= Stored data entries =
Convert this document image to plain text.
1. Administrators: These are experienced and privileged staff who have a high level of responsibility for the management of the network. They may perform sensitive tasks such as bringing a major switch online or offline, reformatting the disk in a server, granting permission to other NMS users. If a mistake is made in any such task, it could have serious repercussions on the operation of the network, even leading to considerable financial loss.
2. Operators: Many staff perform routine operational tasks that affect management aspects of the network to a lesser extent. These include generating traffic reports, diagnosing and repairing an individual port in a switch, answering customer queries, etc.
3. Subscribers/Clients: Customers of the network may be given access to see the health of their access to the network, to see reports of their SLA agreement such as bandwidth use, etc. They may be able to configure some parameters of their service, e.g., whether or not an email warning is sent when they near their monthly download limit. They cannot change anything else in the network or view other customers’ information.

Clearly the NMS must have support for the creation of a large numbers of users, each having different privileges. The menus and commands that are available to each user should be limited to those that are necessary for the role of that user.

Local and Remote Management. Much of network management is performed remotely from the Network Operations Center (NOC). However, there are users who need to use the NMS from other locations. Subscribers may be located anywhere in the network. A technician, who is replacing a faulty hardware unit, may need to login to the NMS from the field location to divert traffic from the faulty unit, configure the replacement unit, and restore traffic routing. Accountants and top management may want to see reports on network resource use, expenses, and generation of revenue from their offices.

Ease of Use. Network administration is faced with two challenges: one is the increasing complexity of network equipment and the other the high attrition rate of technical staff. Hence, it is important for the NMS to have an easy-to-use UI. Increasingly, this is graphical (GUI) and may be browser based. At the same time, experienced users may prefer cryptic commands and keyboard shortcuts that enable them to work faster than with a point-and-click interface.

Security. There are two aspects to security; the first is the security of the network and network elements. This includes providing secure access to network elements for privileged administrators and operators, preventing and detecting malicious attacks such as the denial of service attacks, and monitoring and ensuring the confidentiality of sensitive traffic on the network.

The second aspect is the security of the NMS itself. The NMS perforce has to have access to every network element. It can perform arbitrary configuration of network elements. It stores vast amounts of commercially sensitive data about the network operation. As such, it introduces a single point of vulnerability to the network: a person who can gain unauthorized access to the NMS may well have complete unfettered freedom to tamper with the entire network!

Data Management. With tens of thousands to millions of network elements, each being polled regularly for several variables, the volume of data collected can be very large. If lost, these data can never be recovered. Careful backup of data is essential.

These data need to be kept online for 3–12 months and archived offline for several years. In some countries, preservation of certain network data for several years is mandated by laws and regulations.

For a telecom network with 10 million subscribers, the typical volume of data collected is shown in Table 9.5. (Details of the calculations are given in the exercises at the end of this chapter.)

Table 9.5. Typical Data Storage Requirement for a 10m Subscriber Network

= EXERCISE PROMPT =
Reproduce the entries above in full by retyping them exactly.

= COMPLETED EXERCISE =
Convert this document image to plain text.
1. Administrators: These are experienced and privileged staff who have a high level of responsibility for the management of the network. They may perform sensitive tasks such as bringing a major switch online or offline, reformatting the disk in a server, granting permission to other NMS users. If a mistake is made in any such task, it could have serious repercussions on the operation of the network, even leading to considerable financial loss.
2. Operators: Many staff perform routine operational tasks that affect management aspects of the network to a lesser extent. These include generating traffic reports, diagnosing and repairing an individual port in a switch, answering customer queries, etc.
3. Subscribers/Clients: Customers of the network may be given access to see the health of their access to the network, to see reports of their SLA agreement such as bandwidth use, etc. They may be able to configure some parameters of their service, e.g., whether or not an email warning is sent when they near their monthly download limit. They cannot change anything else in the network or view other customers’ information.

Clearly the NMS must have support for the creation of a large numbers of users, each having different privileges. The menus and commands that are available to each user should be limited to those that are necessary for the role of that user.

Local and Remote Management. Much of network management is performed remotely from the Network Operations Center (NOC). However, there are users who need to use the NMS from other locations. Subscribers may be located anywhere in the network. A technician, who is replacing a faulty hardware unit, may need to login to the NMS from the field location to divert traffic from the faulty unit, configure the replacement unit, and restore traffic routing. Accountants and top management may want to see reports on network resource use, expenses, and generation of revenue from their offices.

Ease of Use. Network administration is faced with two challenges: one is the increasing complexity of network equipment and the other the high attrition rate of technical staff. Hence, it is important for the NMS to have an easy-to-use UI. Increasingly, this is graphical (GUI) and may be browser based. At the same time, experienced users may prefer cryptic commands and keyboard shortcuts that enable them to work faster than with a point-and-click interface.

Security. There are two aspects to security; the first is the security of the network and network elements. This includes providing secure access to network elements for privileged administrators and operators, preventing and detecting malicious attacks such as the denial of service attacks, and monitoring and ensuring the confidentiality of sensitive traffic on the network.

The second aspect is the security of the NMS itself. The NMS perforce has to have access to every network element. It can perform arbitrary configuration of network elements. It stores vast amounts of commercially sensitive data about the network operation. As such, it introduces a single point of vulnerability to the network: a person who can gain unauthorized access to the NMS may well have complete unfettered freedom to tamper with the entire network!

Data Management. With tens of thousands to millions of network elements, each being polled regularly for several variables, the volume of data collected can be very large. If lost, these data can never be recovered. Careful backup of data is essential.

These data need to be kept online for 3–12 months and archived offline for several years. In some countries, preservation of certain network data for several years is mandated by laws and regulations.

For a telecom network with 10 million subscribers, the typical volume of data collected is shown in Table 9.5. (Details of the calculations are given in the exercises at the end of this chapter.)

Table 9.5. Typical Data Storage Requirement for a 10m Subscriber Network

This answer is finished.